» **INSTRUCTIONS FOR THE TASK**: Extract all of the data and reproduce it precisely.

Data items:

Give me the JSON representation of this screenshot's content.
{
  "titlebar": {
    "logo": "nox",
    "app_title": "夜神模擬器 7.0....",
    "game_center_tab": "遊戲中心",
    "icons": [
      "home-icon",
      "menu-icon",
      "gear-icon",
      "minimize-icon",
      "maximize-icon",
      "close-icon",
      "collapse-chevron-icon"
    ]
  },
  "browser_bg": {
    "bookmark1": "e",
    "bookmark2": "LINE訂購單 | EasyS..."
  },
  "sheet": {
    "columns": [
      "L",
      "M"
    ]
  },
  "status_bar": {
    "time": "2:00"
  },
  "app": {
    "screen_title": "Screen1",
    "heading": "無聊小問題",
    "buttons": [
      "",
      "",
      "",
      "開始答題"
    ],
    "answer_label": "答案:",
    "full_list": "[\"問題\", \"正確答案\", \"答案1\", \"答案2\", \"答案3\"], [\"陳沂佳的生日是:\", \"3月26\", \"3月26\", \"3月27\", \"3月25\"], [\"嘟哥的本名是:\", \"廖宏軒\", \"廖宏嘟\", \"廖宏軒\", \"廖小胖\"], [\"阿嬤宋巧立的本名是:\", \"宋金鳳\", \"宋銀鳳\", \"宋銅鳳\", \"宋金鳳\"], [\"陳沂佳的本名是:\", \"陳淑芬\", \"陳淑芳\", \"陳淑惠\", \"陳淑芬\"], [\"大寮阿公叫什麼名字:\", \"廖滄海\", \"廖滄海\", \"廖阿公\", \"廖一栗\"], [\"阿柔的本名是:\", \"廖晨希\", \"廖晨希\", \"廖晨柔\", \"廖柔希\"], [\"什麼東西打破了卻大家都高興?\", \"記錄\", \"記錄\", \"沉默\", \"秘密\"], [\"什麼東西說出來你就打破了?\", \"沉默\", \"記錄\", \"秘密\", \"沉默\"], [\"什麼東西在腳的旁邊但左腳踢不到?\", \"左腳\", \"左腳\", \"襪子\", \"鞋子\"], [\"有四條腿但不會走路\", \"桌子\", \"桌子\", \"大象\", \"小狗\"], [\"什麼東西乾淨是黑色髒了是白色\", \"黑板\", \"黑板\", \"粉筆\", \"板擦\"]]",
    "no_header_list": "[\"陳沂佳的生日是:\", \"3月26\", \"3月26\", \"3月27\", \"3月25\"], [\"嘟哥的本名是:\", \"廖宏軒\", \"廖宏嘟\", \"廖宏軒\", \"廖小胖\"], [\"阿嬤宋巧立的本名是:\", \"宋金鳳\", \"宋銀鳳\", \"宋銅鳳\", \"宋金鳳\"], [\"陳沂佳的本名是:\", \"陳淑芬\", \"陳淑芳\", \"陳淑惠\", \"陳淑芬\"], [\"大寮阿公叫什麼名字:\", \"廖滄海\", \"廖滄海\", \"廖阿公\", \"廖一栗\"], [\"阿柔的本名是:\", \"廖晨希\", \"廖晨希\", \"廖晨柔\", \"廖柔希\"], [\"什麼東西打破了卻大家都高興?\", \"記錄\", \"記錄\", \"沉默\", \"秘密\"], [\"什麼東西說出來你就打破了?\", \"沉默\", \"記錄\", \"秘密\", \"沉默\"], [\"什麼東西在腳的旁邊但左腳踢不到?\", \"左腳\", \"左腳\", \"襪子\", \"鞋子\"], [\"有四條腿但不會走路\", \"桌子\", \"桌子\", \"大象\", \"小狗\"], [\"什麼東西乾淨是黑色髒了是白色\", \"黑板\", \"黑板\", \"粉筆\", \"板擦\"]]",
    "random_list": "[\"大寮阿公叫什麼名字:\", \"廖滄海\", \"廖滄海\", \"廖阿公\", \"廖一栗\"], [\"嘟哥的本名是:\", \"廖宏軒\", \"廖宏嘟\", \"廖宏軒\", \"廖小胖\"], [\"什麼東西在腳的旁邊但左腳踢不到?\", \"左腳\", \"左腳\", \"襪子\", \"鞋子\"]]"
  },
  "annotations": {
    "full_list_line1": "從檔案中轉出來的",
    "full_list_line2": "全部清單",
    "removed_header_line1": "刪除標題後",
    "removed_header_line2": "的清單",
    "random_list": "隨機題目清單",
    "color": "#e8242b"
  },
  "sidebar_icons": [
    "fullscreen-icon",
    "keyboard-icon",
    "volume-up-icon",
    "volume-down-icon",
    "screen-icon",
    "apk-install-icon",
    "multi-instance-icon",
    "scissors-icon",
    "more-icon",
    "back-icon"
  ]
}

» **RESULT FOR THIS TASK**:
Give me the JSON representation of this screenshot's content.
{
  "titlebar": {
    "logo": "nox",
    "app_title": "夜神模擬器 7.0....",
    "game_center_tab": "遊戲中心",
    "icons": [
      "home-icon",
      "menu-icon",
      "gear-icon",
      "minimize-icon",
      "maximize-icon",
      "close-icon",
      "collapse-chevron-icon"
    ]
  },
  "browser_bg": {
    "bookmark1": "e",
    "bookmark2": "LINE訂購單 | EasyS..."
  },
  "sheet": {
    "columns": [
      "L",
      "M"
    ]
  },
  "status_bar": {
    "time": "2:00"
  },
  "app": {
    "screen_title": "Screen1",
    "heading": "無聊小問題",
    "buttons": [
      "",
      "",
      "",
      "開始答題"
    ],
    "answer_label": "答案:",
    "full_list": "[\"問題\", \"正確答案\", \"答案1\", \"答案2\", \"答案3\"], [\"陳沂佳的生日是:\", \"3月26\", \"3月26\", \"3月27\", \"3月25\"], [\"嘟哥的本名是:\", \"廖宏軒\", \"廖宏嘟\", \"廖宏軒\", \"廖小胖\"], [\"阿嬤宋巧立的本名是:\", \"宋金鳳\", \"宋銀鳳\", \"宋銅鳳\", \"宋金鳳\"], [\"陳沂佳的本名是:\", \"陳淑芬\", \"陳淑芳\", \"陳淑惠\", \"陳淑芬\"], [\"大寮阿公叫什麼名字:\", \"廖滄海\", \"廖滄海\", \"廖阿公\", \"廖一栗\"], [\"阿柔的本名是:\", \"廖晨希\", \"廖晨希\", \"廖晨柔\", \"廖柔希\"], [\"什麼東西打破了卻大家都高興?\", \"記錄\", \"記錄\", \"沉默\", \"秘密\"], [\"什麼東西說出來你就打破了?\", \"沉默\", \"記錄\", \"秘密\", \"沉默\"], [\"什麼東西在腳的旁邊但左腳踢不到?\", \"左腳\", \"左腳\", \"襪子\", \"鞋子\"], [\"有四條腿但不會走路\", \"桌子\", \"桌子\", \"大象\", \"小狗\"], [\"什麼東西乾淨是黑色髒了是白色\", \"黑板\", \"黑板\", \"粉筆\", \"板擦\"]]",
    "no_header_list": "[\"陳沂佳的生日是:\", \"3月26\", \"3月26\", \"3月27\", \"3月25\"], [\"嘟哥的本名是:\", \"廖宏軒\", \"廖宏嘟\", \"廖宏軒\", \"廖小胖\"], [\"阿嬤宋巧立的本名是:\", \"宋金鳳\", \"宋銀鳳\", \"宋銅鳳\", \"宋金鳳\"], [\"陳沂佳的本名是:\", \"陳淑芬\", \"陳淑芳\", \"陳淑惠\", \"陳淑芬\"], [\"大寮阿公叫什麼名字:\", \"廖滄海\", \"廖滄海\", \"廖阿公\", \"廖一栗\"], [\"阿柔的本名是:\", \"廖晨希\", \"廖晨希\", \"廖晨柔\", \"廖柔希\"], [\"什麼東西打破了卻大家都高興?\", \"記錄\", \"記錄\", \"沉默\", \"秘密\"], [\"什麼東西說出來你就打破了?\", \"沉默\", \"記錄\", \"秘密\", \"沉默\"], [\"什麼東西在腳的旁邊但左腳踢不到?\", \"左腳\", \"左腳\", \"襪子\", \"鞋子\"], [\"有四條腿但不會走路\", \"桌子\", \"桌子\", \"大象\", \"小狗\"], [\"什麼東西乾淨是黑色髒了是白色\", \"黑板\", \"黑板\", \"粉筆\", \"板擦\"]]",
    "random_list": "[\"大寮阿公叫什麼名字:\", \"廖滄海\", \"廖滄海\", \"廖阿公\", \"廖一栗\"], [\"嘟哥的本名是:\", \"廖宏軒\", \"廖宏嘟\", \"廖宏軒\", \"廖小胖\"], [\"什麼東西在腳的旁邊但左腳踢不到?\", \"左腳\", \"左腳\", \"襪子\", \"鞋子\"]]"
  },
  "annotations": {
    "full_list_line1": "從檔案中轉出來的",
    "full_list_line2": "全部清單",
    "removed_header_line1": "刪除標題後",
    "removed_header_line2": "的清單",
    "random_list": "隨機題目清單",
    "color": "#e8242b"
  },
  "sidebar_icons": [
    "fullscreen-icon",
    "keyboard-icon",
    "volume-up-icon",
    "volume-down-icon",
    "screen-icon",
    "apk-install-icon",
    "multi-instance-icon",
    "scissors-icon",
    "more-icon",
    "back-icon"
  ]
}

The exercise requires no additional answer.